## Your goal:
Restate the full set of records exactly, word for word.

## Data supplied:
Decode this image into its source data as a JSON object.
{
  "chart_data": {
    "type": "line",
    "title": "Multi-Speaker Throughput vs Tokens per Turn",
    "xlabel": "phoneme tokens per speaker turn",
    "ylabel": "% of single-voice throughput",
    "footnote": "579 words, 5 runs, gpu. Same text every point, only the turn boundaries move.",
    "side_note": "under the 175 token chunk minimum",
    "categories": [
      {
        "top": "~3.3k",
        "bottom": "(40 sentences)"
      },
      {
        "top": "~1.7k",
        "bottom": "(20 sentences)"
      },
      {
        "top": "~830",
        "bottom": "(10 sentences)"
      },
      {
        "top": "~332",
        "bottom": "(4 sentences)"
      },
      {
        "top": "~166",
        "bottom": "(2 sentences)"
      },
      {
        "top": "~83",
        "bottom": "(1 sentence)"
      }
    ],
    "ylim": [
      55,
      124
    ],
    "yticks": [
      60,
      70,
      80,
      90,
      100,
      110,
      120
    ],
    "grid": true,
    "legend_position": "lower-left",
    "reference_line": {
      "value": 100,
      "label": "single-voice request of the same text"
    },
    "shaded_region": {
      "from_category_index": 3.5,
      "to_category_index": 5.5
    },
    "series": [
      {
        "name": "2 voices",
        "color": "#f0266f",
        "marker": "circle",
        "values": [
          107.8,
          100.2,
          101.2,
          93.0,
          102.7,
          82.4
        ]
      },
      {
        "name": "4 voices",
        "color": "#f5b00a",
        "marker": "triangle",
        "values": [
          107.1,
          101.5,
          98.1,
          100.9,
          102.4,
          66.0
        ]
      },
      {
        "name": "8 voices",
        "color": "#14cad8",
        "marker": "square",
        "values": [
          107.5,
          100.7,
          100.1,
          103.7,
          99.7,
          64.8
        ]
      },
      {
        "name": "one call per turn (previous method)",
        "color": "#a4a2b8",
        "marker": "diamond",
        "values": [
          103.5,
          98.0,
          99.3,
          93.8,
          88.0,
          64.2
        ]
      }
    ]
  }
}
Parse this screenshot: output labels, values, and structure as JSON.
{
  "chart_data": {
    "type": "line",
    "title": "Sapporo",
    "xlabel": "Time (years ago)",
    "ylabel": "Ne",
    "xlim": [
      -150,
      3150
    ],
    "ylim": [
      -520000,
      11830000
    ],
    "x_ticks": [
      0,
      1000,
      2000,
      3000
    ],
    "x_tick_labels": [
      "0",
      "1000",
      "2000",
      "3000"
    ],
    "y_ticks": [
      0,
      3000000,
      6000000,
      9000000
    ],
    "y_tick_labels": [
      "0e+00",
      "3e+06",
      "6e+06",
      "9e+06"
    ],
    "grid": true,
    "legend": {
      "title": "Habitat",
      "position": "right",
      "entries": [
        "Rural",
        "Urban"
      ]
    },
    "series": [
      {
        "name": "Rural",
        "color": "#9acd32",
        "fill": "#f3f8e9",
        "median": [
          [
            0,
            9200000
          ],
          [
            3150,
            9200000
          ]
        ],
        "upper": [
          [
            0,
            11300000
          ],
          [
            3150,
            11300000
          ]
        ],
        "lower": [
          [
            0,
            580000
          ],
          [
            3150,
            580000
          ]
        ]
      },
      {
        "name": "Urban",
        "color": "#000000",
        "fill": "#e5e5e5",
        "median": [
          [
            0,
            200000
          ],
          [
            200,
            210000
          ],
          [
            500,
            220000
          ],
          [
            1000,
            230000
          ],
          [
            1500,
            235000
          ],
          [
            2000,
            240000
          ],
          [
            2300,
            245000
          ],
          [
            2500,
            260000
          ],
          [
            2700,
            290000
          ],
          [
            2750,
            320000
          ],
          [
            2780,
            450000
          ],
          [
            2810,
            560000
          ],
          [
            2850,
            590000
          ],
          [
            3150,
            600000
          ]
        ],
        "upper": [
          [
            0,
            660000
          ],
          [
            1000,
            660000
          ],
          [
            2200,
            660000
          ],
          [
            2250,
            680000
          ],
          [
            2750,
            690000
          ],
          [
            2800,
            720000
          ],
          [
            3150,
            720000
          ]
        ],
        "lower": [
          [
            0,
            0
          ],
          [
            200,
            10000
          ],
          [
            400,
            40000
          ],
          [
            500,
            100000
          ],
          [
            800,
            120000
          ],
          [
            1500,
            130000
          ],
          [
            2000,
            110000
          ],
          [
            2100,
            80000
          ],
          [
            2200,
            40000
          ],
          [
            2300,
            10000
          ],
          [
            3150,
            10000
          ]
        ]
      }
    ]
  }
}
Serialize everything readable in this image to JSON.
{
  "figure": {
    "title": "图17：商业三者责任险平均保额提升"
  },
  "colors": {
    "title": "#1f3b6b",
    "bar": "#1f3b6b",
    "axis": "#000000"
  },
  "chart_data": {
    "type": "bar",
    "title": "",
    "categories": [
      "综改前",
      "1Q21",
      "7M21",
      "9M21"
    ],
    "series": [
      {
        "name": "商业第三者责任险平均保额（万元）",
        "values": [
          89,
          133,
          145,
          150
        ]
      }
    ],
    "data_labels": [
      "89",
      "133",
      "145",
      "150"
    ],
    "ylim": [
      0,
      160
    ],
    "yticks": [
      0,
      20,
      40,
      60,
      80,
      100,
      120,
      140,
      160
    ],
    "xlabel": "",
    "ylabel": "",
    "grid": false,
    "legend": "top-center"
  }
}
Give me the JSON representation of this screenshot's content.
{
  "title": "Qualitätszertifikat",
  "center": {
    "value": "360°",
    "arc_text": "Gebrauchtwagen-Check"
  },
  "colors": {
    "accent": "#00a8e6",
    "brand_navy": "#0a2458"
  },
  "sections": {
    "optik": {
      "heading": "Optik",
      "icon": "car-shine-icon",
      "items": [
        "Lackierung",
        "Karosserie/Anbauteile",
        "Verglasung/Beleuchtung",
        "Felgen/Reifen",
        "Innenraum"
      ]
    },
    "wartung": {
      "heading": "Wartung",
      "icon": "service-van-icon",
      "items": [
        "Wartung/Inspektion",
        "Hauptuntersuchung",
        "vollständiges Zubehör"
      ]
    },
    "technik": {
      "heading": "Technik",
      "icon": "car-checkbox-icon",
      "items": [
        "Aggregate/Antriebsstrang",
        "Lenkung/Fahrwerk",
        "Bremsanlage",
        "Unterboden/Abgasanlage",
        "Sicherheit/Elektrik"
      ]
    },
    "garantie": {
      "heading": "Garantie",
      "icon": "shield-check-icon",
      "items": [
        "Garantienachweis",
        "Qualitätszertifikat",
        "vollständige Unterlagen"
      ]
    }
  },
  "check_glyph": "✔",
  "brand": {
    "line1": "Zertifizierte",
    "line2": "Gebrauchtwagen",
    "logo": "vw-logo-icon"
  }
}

## Output below:
Decode this image into its source data as a JSON object.
{
  "chart_data": {
    "type": "line",
    "title": "Multi-Speaker Throughput vs Tokens per Turn",
    "xlabel": "phoneme tokens per speaker turn",
    "ylabel": "% of single-voice throughput",
    "footnote": "579 words, 5 runs, gpu. Same text every point, only the turn boundaries move.",
    "side_note": "under the 175 token chunk minimum",
    "categories": [
      {
        "top": "~3.3k",
        "bottom": "(40 sentences)"
      },
      {
        "top": "~1.7k",
        "bottom": "(20 sentences)"
      },
      {
        "top": "~830",
        "bottom": "(10 sentences)"
      },
      {
        "top": "~332",
        "bottom": "(4 sentences)"
      },
      {
        "top": "~166",
        "bottom": "(2 sentences)"
      },
      {
        "top": "~83",
        "bottom": "(1 sentence)"
      }
    ],
    "ylim": [
      55,
      124
    ],
    "yticks": [
      60,
      70,
      80,
      90,
      100,
      110,
      120
    ],
    "grid": true,
    "legend_position": "lower-left",
    "reference_line": {
      "value": 100,
      "label": "single-voice request of the same text"
    },
    "shaded_region": {
      "from_category_index": 3.5,
      "to_category_index": 5.5
    },
    "series": [
      {
        "name": "2 voices",
        "color": "#f0266f",
        "marker": "circle",
        "values": [
          107.8,
          100.2,
          101.2,
          93.0,
          102.7,
          82.4
        ]
      },
      {
        "name": "4 voices",
        "color": "#f5b00a",
        "marker": "triangle",
        "values": [
          107.1,
          101.5,
          98.1,
          100.9,
          102.4,
          66.0
        ]
      },
      {
        "name": "8 voices",
        "color": "#14cad8",
        "marker": "square",
        "values": [
          107.5,
          100.7,
          100.1,
          103.7,
          99.7,
          64.8
        ]
      },
      {
        "name": "one call per turn (previous method)",
        "color": "#a4a2b8",
        "marker": "diamond",
        "values": [
          103.5,
          98.0,
          99.3,
          93.8,
          88.0,
          64.2
        ]
      }
    ]
  }
}
Parse this screenshot: output labels, values, and structure as JSON.
{
  "chart_data": {
    "type": "line",
    "title": "Sapporo",
    "xlabel": "Time (years ago)",
    "ylabel": "Ne",
    "xlim": [
      -150,
      3150
    ],
    "ylim": [
      -520000,
      11830000
    ],
    "x_ticks": [
      0,
      1000,
      2000,
      3000
    ],
    "x_tick_labels": [
      "0",
      "1000",
      "2000",
      "3000"
    ],
    "y_ticks": [
      0,
      3000000,
      6000000,
      9000000
    ],
    "y_tick_labels": [
      "0e+00",
      "3e+06",
      "6e+06",
      "9e+06"
    ],
    "grid": true,
    "legend": {
      "title": "Habitat",
      "position": "right",
      "entries": [
        "Rural",
        "Urban"
      ]
    },
    "series": [
      {
        "name": "Rural",
        "color": "#9acd32",
        "fill": "#f3f8e9",
        "median": [
          [
            0,
            9200000
          ],
          [
            3150,
            9200000
          ]
        ],
        "upper": [
          [
            0,
            11300000
          ],
          [
            3150,
            11300000
          ]
        ],
        "lower": [
          [
            0,
            580000
          ],
          [
            3150,
            580000
          ]
        ]
      },
      {
        "name": "Urban",
        "color": "#000000",
        "fill": "#e5e5e5",
        "median": [
          [
            0,
            200000
          ],
          [
            200,
            210000
          ],
          [
            500,
            220000
          ],
          [
            1000,
            230000
          ],
          [
            1500,
            235000
          ],
          [
            2000,
            240000
          ],
          [
            2300,
            245000
          ],
          [
            2500,
            260000
          ],
          [
            2700,
            290000
          ],
          [
            2750,
            320000
          ],
          [
            2780,
            450000
          ],
          [
            2810,
            560000
          ],
          [
            2850,
            590000
          ],
          [
            3150,
            600000
          ]
        ],
        "upper": [
          [
            0,
            660000
          ],
          [
            1000,
            660000
          ],
          [
            2200,
            660000
          ],
          [
            2250,
            680000
          ],
          [
            2750,
            690000
          ],
          [
            2800,
            720000
          ],
          [
            3150,
            720000
          ]
        ],
        "lower": [
          [
            0,
            0
          ],
          [
            200,
            10000
          ],
          [
            400,
            40000
          ],
          [
            500,
            100000
          ],
          [
            800,
            120000
          ],
          [
            1500,
            130000
          ],
          [
            2000,
            110000
          ],
          [
            2100,
            80000
          ],
          [
            2200,
            40000
          ],
          [
            2300,
            10000
          ],
          [
            3150,
            10000
          ]
        ]
      }
    ]
  }
}
Serialize everything readable in this image to JSON.
{
  "figure": {
    "title": "图17：商业三者责任险平均保额提升"
  },
  "colors": {
    "title": "#1f3b6b",
    "bar": "#1f3b6b",
    "axis": "#000000"
  },
  "chart_data": {
    "type": "bar",
    "title": "",
    "categories": [
      "综改前",
      "1Q21",
      "7M21",
      "9M21"
    ],
    "series": [
      {
        "name": "商业第三者责任险平均保额（万元）",
        "values": [
          89,
          133,
          145,
          150
        ]
      }
    ],
    "data_labels": [
      "89",
      "133",
      "145",
      "150"
    ],
    "ylim": [
      0,
      160
    ],
    "yticks": [
      0,
      20,
      40,
      60,
      80,
      100,
      120,
      140,
      160
    ],
    "xlabel": "",
    "ylabel": "",
    "grid": false,
    "legend": "top-center"
  }
}
Give me the JSON representation of this screenshot's content.
{
  "title": "Qualitätszertifikat",
  "center": {
    "value": "360°",
    "arc_text": "Gebrauchtwagen-Check"
  },
  "colors": {
    "accent": "#00a8e6",
    "brand_navy": "#0a2458"
  },
  "sections": {
    "optik": {
      "heading": "Optik",
      "icon": "car-shine-icon",
      "items": [
        "Lackierung",
        "Karosserie/Anbauteile",
        "Verglasung/Beleuchtung",
        "Felgen/Reifen",
        "Innenraum"
      ]
    },
    "wartung": {
      "heading": "Wartung",
      "icon": "service-van-icon",
      "items": [
        "Wartung/Inspektion",
        "Hauptuntersuchung",
        "vollständiges Zubehör"
      ]
    },
    "technik": {
      "heading": "Technik",
      "icon": "car-checkbox-icon",
      "items": [
        "Aggregate/Antriebsstrang",
        "Lenkung/Fahrwerk",
        "Bremsanlage",
        "Unterboden/Abgasanlage",
        "Sicherheit/Elektrik"
      ]
    },
    "garantie": {
      "heading": "Garantie",
      "icon": "shield-check-icon",
      "items": [
        "Garantienachweis",
        "Qualitätszertifikat",
        "vollständige Unterlagen"
      ]
    }
  },
  "check_glyph": "✔",
  "brand": {
    "line1": "Zertifizierte",
    "line2": "Gebrauchtwagen",
    "logo": "vw-logo-icon"
  }
}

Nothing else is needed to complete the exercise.